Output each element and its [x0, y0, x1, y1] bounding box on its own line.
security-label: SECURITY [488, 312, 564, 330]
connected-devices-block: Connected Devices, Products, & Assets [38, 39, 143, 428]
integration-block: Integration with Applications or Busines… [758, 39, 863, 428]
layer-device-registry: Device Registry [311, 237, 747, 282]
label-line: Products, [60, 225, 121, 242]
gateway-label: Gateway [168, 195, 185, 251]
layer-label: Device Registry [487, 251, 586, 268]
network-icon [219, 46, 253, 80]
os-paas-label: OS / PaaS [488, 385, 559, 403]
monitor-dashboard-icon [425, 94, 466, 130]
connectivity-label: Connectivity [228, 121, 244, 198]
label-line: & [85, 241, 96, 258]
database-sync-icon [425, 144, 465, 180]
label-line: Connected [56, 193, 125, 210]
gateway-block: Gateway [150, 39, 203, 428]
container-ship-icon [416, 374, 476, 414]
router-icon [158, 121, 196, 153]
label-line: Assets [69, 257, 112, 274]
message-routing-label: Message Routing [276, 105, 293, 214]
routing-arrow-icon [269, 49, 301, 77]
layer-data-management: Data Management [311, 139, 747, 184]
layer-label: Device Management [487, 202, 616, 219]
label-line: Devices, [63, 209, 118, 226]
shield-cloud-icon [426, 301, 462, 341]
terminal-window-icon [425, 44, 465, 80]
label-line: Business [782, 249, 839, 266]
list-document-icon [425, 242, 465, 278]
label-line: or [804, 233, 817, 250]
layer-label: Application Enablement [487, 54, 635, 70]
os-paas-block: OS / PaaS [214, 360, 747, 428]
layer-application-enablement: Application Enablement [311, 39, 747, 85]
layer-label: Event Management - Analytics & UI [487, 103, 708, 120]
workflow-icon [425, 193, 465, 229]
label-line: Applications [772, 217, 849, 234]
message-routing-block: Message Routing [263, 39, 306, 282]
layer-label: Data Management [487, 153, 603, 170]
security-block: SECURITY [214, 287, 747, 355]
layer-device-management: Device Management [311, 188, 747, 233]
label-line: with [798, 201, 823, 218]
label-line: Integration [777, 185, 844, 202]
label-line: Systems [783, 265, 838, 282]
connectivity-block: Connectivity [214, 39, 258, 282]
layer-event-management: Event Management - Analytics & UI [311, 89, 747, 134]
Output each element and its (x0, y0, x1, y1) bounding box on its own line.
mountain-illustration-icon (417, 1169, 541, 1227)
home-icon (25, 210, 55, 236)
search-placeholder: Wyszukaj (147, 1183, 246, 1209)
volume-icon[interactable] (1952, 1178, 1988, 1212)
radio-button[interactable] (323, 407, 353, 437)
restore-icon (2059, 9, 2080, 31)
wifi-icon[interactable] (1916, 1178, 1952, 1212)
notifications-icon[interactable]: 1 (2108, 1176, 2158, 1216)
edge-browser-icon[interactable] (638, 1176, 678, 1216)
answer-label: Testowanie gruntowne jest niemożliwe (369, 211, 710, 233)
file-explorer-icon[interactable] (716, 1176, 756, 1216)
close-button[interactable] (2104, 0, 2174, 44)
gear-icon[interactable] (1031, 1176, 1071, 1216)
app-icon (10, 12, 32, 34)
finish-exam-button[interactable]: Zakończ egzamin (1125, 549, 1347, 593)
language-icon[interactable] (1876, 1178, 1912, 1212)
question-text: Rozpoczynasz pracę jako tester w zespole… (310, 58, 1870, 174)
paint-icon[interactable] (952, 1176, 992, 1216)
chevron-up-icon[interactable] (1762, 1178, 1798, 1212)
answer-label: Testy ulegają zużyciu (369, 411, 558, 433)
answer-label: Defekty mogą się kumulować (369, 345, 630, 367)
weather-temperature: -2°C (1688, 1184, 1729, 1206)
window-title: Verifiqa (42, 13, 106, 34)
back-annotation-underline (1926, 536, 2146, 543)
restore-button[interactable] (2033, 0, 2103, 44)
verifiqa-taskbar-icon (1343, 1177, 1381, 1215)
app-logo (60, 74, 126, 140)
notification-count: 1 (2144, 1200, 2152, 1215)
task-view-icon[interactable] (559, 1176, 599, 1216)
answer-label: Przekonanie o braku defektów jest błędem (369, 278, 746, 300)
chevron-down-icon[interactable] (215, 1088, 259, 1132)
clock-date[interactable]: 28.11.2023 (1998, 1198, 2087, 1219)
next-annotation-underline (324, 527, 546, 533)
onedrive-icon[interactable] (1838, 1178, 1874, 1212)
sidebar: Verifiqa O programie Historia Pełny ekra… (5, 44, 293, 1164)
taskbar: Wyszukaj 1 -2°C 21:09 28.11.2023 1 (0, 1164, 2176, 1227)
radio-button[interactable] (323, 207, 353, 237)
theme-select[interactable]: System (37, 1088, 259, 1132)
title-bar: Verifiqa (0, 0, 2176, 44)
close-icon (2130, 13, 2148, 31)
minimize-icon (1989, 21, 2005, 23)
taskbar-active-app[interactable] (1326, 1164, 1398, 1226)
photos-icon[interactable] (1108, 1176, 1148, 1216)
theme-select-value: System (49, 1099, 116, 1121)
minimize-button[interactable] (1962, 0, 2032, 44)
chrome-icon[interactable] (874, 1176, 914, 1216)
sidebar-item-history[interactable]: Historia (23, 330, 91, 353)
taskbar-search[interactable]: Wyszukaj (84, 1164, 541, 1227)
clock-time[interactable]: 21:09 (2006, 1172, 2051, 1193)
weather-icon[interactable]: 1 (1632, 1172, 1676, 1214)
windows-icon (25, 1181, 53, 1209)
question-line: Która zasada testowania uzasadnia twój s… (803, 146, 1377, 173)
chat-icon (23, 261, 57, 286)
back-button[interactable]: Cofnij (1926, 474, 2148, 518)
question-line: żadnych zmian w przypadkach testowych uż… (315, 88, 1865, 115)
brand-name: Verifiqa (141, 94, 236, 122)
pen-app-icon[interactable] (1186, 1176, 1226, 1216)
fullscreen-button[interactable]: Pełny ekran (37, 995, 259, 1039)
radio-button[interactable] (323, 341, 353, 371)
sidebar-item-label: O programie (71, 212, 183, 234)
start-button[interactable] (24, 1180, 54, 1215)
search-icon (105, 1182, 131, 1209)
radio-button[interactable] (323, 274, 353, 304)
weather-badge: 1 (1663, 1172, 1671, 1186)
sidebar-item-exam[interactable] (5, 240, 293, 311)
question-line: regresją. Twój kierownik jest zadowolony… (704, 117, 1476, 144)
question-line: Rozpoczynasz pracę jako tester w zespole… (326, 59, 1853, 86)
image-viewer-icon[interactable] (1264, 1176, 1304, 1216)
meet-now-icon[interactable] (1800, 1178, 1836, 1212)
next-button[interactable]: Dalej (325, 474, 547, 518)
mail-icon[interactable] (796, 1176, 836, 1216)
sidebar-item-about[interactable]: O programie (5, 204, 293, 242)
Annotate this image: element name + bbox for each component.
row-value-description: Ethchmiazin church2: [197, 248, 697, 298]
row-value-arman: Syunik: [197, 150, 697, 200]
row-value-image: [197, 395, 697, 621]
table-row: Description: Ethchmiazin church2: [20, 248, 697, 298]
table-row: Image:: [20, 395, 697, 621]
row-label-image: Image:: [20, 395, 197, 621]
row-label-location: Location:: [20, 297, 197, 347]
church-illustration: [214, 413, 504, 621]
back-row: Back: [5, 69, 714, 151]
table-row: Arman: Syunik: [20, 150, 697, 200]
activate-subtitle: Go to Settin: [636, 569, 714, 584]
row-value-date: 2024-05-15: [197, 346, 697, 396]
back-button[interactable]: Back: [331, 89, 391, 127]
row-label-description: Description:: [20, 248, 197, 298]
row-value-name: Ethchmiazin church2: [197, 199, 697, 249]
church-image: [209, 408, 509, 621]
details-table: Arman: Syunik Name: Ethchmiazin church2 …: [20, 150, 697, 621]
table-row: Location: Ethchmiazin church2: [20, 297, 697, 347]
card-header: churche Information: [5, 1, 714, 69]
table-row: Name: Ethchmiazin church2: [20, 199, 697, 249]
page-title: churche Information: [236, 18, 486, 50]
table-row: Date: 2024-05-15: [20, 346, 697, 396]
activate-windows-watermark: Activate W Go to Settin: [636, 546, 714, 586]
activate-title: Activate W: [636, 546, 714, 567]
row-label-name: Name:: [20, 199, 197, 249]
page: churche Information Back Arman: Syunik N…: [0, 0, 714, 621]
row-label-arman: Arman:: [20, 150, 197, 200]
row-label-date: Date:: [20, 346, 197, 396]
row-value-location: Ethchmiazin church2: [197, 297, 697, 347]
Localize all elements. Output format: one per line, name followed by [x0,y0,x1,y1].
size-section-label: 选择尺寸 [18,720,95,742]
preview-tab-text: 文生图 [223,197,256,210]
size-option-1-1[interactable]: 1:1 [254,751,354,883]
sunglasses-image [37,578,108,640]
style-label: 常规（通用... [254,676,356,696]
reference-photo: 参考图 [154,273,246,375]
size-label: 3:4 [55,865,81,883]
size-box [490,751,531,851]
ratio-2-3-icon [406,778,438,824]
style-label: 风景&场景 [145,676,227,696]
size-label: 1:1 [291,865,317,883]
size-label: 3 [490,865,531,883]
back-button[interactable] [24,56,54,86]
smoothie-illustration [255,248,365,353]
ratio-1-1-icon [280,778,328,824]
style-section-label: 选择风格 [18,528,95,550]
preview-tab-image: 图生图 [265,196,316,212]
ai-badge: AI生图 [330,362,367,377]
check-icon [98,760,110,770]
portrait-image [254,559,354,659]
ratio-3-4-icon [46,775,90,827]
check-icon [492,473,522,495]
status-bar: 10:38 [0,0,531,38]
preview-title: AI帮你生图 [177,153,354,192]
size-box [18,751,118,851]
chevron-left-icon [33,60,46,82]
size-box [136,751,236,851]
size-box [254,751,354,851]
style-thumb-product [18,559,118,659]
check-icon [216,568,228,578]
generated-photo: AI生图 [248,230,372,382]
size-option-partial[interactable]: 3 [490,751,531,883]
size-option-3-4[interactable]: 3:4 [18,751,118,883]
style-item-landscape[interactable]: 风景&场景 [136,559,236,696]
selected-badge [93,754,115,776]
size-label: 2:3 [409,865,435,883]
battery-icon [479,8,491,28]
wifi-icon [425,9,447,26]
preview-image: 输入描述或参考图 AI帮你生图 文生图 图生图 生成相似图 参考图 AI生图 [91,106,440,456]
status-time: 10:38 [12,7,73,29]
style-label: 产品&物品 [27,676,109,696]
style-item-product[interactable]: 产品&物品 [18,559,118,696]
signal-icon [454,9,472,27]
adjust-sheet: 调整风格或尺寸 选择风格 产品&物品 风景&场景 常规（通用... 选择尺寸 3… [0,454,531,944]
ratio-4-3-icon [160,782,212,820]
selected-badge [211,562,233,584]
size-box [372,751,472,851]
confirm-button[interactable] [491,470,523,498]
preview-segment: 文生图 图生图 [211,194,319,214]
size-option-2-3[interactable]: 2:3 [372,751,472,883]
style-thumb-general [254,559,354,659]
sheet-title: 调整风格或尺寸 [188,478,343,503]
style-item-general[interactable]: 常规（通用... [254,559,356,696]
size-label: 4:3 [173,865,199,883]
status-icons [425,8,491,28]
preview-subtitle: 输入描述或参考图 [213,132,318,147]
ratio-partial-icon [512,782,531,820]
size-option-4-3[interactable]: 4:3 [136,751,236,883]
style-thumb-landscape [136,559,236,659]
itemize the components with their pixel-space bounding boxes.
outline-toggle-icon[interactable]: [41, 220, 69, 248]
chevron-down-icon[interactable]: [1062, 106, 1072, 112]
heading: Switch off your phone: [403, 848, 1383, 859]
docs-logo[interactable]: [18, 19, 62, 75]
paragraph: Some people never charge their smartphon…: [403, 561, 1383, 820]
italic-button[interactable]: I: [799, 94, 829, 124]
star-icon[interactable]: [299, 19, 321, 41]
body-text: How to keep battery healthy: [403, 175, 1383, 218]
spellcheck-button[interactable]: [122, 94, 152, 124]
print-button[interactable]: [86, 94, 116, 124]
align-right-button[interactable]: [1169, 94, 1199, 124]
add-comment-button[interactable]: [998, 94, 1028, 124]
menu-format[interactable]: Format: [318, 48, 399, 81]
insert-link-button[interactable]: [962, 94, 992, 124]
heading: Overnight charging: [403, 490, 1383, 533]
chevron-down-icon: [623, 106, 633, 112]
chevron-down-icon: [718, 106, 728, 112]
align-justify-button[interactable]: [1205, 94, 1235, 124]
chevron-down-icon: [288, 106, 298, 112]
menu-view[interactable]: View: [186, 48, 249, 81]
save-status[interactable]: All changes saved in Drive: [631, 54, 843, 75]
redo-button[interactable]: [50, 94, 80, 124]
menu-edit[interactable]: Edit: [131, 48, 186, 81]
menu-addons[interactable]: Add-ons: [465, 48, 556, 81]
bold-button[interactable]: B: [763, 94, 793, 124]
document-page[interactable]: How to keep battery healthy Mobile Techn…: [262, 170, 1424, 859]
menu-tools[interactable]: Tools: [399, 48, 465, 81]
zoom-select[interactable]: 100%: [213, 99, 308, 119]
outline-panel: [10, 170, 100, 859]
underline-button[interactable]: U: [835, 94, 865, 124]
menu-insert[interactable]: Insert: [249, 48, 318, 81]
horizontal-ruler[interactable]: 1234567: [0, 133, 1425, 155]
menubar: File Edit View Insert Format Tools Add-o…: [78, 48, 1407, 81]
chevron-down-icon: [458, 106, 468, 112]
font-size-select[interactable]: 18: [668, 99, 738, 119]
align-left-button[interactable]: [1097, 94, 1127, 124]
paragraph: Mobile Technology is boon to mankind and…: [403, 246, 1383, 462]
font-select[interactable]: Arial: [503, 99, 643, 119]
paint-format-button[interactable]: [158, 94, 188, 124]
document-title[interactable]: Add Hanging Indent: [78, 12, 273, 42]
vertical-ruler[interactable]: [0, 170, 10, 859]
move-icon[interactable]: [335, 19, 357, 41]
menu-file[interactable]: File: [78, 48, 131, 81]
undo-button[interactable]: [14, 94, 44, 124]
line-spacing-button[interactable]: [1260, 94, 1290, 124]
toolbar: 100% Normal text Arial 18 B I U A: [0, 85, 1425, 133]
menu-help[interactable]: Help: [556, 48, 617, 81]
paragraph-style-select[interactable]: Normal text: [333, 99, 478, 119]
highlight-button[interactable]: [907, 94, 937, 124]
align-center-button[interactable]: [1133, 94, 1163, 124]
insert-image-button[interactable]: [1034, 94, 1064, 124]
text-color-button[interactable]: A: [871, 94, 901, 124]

**DIRECTION:**
Can you rewrite the records, starting at the first line and ending at the line containing "layer-device-registry: Device Registry", with "bounding box" renamed to "bounding rectangle" and everything else left as is?

**ANSWER TO THIS TASK:**
Output each element and its [x0, y0, x1, y1] bounding rectangle on its own line.
security-label: SECURITY [488, 312, 564, 330]
connected-devices-block: Connected Devices, Products, & Assets [38, 39, 143, 428]
integration-block: Integration with Applications or Busines… [758, 39, 863, 428]
layer-device-registry: Device Registry [311, 237, 747, 282]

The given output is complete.